DATASET ROWS:
-.-.-

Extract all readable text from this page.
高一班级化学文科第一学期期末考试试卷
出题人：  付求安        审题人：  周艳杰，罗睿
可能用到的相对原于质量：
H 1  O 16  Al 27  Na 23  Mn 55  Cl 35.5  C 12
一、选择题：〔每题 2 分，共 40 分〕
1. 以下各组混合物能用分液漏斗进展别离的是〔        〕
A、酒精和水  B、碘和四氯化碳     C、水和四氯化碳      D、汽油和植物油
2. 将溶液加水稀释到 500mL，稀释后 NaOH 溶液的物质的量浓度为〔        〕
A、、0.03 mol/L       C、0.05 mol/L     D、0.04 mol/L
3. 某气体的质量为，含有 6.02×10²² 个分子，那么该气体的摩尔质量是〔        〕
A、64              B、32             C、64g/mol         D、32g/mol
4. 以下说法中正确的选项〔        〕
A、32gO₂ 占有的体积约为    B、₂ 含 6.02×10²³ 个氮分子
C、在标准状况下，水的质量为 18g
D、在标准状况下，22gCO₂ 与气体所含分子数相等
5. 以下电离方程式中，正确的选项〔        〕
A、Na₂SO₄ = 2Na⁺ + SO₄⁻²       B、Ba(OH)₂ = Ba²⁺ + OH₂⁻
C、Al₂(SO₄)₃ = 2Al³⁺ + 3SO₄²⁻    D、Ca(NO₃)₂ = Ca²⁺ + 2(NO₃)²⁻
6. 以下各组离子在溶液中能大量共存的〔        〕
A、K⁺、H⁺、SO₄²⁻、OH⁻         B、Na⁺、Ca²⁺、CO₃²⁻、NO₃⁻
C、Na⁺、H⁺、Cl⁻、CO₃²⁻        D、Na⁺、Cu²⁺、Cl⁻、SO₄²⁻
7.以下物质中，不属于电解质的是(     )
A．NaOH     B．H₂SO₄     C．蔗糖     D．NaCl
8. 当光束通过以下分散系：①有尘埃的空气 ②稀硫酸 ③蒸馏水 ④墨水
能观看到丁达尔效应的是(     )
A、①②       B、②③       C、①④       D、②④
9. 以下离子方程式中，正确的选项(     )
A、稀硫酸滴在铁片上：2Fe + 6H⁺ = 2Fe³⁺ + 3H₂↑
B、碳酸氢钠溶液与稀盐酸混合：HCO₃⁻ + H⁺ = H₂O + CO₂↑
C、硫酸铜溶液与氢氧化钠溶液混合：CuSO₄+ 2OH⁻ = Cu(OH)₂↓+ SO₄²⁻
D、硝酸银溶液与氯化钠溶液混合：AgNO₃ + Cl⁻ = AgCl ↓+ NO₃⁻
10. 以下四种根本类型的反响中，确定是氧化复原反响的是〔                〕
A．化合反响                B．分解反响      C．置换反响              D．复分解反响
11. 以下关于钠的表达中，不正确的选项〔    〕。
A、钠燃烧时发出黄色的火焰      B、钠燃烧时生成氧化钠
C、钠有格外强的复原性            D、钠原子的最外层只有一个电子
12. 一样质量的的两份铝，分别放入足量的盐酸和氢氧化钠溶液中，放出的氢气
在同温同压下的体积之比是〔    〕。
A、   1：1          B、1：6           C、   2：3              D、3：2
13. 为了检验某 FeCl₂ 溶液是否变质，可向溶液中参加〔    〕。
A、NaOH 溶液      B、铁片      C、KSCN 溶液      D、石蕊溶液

-.-.-

WORK TO BE COMPLETED: Copy every record exactly, with nothing added or dropped.

THE RESPONSE:
Extract all readable text from this page.
高一班级化学文科第一学期期末考试试卷
出题人：  付求安        审题人：  周艳杰，罗睿
可能用到的相对原于质量：
H 1  O 16  Al 27  Na 23  Mn 55  Cl 35.5  C 12
一、选择题：〔每题 2 分，共 40 分〕
1. 以下各组混合物能用分液漏斗进展别离的是〔        〕
A、酒精和水  B、碘和四氯化碳     C、水和四氯化碳      D、汽油和植物油
2. 将溶液加水稀释到 500mL，稀释后 NaOH 溶液的物质的量浓度为〔        〕
A、、0.03 mol/L       C、0.05 mol/L     D、0.04 mol/L
3. 某气体的质量为，含有 6.02×10²² 个分子，那么该气体的摩尔质量是〔        〕
A、64              B、32             C、64g/mol         D、32g/mol
4. 以下说法中正确的选项〔        〕
A、32gO₂ 占有的体积约为    B、₂ 含 6.02×10²³ 个氮分子
C、在标准状况下，水的质量为 18g
D、在标准状况下，22gCO₂ 与气体所含分子数相等
5. 以下电离方程式中，正确的选项〔        〕
A、Na₂SO₄ = 2Na⁺ + SO₄⁻²       B、Ba(OH)₂ = Ba²⁺ + OH₂⁻
C、Al₂(SO₄)₃ = 2Al³⁺ + 3SO₄²⁻    D、Ca(NO₃)₂ = Ca²⁺ + 2(NO₃)²⁻
6. 以下各组离子在溶液中能大量共存的〔        〕
A、K⁺、H⁺、SO₄²⁻、OH⁻         B、Na⁺、Ca²⁺、CO₃²⁻、NO₃⁻
C、Na⁺、H⁺、Cl⁻、CO₃²⁻        D、Na⁺、Cu²⁺、Cl⁻、SO₄²⁻
7.以下物质中，不属于电解质的是(     )
A．NaOH     B．H₂SO₄     C．蔗糖     D．NaCl
8. 当光束通过以下分散系：①有尘埃的空气 ②稀硫酸 ③蒸馏水 ④墨水
能观看到丁达尔效应的是(     )
A、①②       B、②③       C、①④       D、②④
9. 以下离子方程式中，正确的选项(     )
A、稀硫酸滴在铁片上：2Fe + 6H⁺ = 2Fe³⁺ + 3H₂↑
B、碳酸氢钠溶液与稀盐酸混合：HCO₃⁻ + H⁺ = H₂O + CO₂↑
C、硫酸铜溶液与氢氧化钠溶液混合：CuSO₄+ 2OH⁻ = Cu(OH)₂↓+ SO₄²⁻
D、硝酸银溶液与氯化钠溶液混合：AgNO₃ + Cl⁻ = AgCl ↓+ NO₃⁻
10. 以下四种根本类型的反响中，确定是氧化复原反响的是〔                〕
A．化合反响                B．分解反响      C．置换反响              D．复分解反响
11. 以下关于钠的表达中，不正确的选项〔    〕。
A、钠燃烧时发出黄色的火焰      B、钠燃烧时生成氧化钠
C、钠有格外强的复原性            D、钠原子的最外层只有一个电子
12. 一样质量的的两份铝，分别放入足量的盐酸和氢氧化钠溶液中，放出的氢气
在同温同压下的体积之比是〔    〕。
A、   1：1          B、1：6           C、   2：3              D、3：2
13. 为了检验某 FeCl₂ 溶液是否变质，可向溶液中参加〔    〕。
A、NaOH 溶液      B、铁片      C、KSCN 溶液      D、石蕊溶液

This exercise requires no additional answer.